Chronic Medicaid is a needs-based benefit that will cover room and board in a nursing home. When an individual is approved for Chronic Medicaid, the local Department of Social Services (DSS) determines the net available monthly income contribution (or “NAMI”). This is the monthly amount that the Medicaid recipient must pay to the nursing facility. Typically, the Medicaid recipient gets an allowance of $50.00 and a deduction for the cost of health insurance premiums. Medicaid, as the payor of last resort, is responsible for the rest.
For example, if a Medicaid recipient has monthly income of $5,000.00 and health insurance premiums of $300.00, the NAMI is $4,650.00 ($5,000 – $300 – $50). However, there is an exception for a Medicaid recipient to receive a higher monthly allowance for a certain period of time. If the application is filed with an “intent to return home”, the recipient may be entitled to $904.00 per month rather than $50.00. This is apart from a spouse’s right to keep a portion of the income under certain circumstances.
An intent to return home means the Medicaid applicant has exhausted all other forms of insurance (i.e. Medicare coverage) and requires more time at the facility. If the applicant is Medicaid eligible, benefits help bridge the gap between exhausted insurance and going home. Many individuals have monthly expenses they must continue to pay while in the nursing home (i.e. rent, taxes, insurance). Realizing this, DSS will give a higher monthly allowance of $904.00.
In the above example, if the Medicaid recipient files with an intent to return home, the NAMI would be $3,796.00 ($5,000 – $300 – $904). This gives the Medicaid recipient extra money to pay monthly expenses in the community before discharge. This type of budgeting is usually granted for a period of six (6) months. After that time, if the recipient remains in the facility, the allowance becomes $50.00.

◆ **DATA LISTING**

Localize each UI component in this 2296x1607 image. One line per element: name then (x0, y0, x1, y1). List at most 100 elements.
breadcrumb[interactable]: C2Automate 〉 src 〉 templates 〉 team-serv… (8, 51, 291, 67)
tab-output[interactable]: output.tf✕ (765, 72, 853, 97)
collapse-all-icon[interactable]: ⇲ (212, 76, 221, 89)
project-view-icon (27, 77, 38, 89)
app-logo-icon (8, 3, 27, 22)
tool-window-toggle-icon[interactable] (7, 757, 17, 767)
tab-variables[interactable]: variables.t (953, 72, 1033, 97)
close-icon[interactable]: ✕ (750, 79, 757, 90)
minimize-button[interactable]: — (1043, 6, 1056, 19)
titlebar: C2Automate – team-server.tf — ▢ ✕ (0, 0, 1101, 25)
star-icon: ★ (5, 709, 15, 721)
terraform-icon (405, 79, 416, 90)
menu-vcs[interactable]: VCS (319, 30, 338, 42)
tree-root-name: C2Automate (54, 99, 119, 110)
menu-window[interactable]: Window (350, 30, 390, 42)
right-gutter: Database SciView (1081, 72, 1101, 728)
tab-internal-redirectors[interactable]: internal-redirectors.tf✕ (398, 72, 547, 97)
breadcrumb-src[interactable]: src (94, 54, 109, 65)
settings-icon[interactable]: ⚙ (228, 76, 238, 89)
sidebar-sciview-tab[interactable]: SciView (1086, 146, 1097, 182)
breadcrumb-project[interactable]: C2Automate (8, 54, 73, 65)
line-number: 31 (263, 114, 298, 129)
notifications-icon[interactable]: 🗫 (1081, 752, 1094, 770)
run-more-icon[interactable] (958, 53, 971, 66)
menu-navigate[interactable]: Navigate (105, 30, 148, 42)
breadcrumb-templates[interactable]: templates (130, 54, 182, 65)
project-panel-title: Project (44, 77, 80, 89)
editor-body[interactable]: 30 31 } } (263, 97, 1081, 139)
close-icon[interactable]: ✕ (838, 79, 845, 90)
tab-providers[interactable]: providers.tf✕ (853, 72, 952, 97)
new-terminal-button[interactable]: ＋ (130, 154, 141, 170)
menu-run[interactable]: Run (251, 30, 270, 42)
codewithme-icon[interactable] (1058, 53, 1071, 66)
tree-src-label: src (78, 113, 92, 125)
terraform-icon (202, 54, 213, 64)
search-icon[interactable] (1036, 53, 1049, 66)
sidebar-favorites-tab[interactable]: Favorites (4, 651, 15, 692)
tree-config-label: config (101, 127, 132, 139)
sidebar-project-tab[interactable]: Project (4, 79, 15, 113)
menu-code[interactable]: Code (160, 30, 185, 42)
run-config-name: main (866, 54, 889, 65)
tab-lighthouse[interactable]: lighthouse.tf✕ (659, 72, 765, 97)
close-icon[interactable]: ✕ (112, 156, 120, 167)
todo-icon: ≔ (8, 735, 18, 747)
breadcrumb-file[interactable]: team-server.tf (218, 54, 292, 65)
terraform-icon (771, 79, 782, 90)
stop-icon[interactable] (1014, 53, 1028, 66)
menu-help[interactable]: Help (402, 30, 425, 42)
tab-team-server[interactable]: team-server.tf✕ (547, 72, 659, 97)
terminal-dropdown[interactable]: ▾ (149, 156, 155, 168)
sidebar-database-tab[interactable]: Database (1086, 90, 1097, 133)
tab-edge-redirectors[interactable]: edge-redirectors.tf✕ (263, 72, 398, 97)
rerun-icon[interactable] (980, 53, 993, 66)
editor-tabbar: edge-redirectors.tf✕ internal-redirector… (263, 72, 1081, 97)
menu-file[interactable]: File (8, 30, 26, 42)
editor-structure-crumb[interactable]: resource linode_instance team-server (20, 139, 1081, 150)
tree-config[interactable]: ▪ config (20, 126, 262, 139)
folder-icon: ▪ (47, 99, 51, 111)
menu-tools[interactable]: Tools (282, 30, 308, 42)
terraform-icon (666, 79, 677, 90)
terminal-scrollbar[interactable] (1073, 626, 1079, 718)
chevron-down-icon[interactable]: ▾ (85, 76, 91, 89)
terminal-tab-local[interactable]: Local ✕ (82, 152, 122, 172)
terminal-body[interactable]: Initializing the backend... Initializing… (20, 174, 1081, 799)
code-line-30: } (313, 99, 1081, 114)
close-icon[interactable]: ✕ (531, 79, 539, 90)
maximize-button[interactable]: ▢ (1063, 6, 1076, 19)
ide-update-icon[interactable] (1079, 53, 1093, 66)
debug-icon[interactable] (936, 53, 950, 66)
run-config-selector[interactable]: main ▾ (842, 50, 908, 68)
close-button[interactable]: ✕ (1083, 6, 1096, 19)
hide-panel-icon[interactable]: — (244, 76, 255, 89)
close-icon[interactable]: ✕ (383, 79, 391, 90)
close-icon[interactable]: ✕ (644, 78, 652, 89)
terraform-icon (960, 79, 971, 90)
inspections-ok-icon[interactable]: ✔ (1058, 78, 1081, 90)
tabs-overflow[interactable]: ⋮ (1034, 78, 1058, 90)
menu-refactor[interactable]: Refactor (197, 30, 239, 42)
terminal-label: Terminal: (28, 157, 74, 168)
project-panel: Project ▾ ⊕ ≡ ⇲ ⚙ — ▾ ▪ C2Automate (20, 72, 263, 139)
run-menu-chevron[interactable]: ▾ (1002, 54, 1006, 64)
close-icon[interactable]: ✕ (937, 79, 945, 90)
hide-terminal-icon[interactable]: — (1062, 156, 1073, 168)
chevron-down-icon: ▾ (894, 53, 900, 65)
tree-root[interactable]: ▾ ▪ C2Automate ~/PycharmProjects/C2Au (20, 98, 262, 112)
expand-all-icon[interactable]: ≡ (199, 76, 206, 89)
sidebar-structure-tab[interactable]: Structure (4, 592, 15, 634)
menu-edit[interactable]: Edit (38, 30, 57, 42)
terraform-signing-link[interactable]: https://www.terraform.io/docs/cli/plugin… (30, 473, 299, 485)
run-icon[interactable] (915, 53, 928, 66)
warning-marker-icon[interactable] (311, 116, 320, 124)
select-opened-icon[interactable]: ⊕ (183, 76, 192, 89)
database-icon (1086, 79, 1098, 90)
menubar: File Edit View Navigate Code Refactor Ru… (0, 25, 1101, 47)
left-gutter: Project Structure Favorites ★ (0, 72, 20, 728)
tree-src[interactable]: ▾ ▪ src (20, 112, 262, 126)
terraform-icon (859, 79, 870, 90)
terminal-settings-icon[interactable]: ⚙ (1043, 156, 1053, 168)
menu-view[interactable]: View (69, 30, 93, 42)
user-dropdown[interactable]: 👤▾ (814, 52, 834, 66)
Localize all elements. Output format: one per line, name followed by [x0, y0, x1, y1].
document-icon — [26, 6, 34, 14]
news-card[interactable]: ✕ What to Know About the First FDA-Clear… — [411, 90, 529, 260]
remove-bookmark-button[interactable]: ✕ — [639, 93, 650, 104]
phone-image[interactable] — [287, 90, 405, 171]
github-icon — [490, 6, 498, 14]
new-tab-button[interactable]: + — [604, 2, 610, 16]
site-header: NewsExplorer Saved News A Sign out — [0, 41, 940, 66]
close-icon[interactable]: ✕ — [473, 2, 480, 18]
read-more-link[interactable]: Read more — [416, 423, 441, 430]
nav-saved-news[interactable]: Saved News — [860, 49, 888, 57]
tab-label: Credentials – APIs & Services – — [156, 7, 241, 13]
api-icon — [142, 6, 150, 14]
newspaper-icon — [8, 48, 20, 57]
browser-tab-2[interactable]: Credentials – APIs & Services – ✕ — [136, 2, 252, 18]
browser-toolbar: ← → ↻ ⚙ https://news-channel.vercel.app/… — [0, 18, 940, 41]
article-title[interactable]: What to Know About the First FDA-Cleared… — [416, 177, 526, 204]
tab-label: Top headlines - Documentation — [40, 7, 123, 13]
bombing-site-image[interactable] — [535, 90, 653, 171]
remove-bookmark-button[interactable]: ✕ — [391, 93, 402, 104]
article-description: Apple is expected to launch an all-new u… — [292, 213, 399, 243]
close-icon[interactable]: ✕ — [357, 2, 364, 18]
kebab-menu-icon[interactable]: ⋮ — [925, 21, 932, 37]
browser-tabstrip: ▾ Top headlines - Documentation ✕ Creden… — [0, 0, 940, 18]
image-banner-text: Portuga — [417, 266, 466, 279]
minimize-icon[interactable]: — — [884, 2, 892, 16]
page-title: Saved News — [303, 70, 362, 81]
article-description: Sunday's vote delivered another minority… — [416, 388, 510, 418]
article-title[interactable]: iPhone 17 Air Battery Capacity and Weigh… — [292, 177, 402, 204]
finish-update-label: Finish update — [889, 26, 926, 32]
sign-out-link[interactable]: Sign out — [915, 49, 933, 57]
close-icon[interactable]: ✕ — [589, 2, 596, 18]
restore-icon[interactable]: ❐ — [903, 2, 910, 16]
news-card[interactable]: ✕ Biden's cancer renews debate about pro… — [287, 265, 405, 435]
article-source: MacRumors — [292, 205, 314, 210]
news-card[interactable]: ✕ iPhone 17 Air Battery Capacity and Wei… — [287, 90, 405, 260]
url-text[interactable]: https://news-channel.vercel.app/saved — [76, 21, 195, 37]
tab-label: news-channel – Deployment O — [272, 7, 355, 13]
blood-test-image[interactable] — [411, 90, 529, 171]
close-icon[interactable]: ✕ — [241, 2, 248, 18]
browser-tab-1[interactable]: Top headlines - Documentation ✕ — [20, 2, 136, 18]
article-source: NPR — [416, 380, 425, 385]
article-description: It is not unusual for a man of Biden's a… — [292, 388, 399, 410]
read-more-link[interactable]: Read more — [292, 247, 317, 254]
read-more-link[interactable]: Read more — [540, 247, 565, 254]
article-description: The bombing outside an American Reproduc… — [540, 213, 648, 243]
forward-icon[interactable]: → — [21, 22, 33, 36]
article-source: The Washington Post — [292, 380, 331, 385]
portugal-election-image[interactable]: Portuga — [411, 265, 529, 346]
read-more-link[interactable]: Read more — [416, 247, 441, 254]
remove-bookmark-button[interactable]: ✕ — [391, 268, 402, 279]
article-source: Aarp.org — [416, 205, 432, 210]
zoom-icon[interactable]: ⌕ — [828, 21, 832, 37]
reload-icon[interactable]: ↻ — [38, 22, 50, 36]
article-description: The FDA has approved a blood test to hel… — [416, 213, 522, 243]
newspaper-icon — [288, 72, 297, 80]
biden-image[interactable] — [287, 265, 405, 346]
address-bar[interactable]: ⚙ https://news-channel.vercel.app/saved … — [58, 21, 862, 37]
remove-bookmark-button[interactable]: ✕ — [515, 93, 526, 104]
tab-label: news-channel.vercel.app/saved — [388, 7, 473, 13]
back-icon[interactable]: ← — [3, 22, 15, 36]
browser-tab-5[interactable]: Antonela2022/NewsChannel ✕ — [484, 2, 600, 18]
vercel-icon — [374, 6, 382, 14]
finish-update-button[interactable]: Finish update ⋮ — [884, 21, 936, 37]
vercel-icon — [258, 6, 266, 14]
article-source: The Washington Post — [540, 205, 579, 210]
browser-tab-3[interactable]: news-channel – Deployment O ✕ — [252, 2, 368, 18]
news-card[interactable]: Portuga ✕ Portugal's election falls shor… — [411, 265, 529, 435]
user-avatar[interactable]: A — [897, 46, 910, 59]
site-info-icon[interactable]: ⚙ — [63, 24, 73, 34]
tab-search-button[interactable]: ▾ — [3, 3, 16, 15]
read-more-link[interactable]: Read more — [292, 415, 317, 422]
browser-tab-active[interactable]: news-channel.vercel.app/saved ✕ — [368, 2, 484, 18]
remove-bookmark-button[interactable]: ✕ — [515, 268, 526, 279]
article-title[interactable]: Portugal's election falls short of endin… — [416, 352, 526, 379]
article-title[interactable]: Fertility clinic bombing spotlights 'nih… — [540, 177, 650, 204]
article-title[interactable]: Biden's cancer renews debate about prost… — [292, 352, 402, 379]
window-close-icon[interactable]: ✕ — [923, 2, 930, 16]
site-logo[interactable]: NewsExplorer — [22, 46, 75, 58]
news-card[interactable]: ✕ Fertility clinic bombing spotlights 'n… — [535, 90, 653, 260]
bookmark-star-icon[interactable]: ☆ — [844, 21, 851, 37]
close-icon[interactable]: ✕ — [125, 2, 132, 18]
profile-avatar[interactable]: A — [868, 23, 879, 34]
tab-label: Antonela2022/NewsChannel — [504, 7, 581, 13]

◆ **EXERCISE TASKS**
1. Answer from the Chronic Medicaid text:
(a) What monthly allowance does a Medicaid recipient typically get?
(b) What monthly allowance may a recipient receive if the application is filed with an "intent to return home"?
(c) For how long is this type of budgeting usually granted?
2. Carry on the Chronic Medicaid text from its final sentence.
The material has no connection to the Chronic Medicaid text.

◆ **PER-TASK OUTPUTS**
1.
(a) $50.00
(b) $904.00
(c) Six (6) months

2.
The intent to return home is a subjective standard. This mean that DSS should grant the intent to return home for income purposes without medical records or other evidence. However, there is a form that needs to be completed by the nursing facility wherein they can support the intention to go home. On the LDSS-3559, the nursing home must indicate if the placement of the applicant is “permanent” or “non-permanent”. To make a successful application with an intent to return home, the facility must state that the placement is “non-permanent”.
This additional monthly allowance enables an individual to have Medicaid cover room and board while still being able to pay for expenses in the community – at least for a short while. Six months gives applicants and their families the needed time to put together a plan of care. The expenses of a nursing home can cost upwards of $15,000 per month. Planning ahead of time with a Medicaid experienced elder law attorney can preserve assets and alleviate anxiety.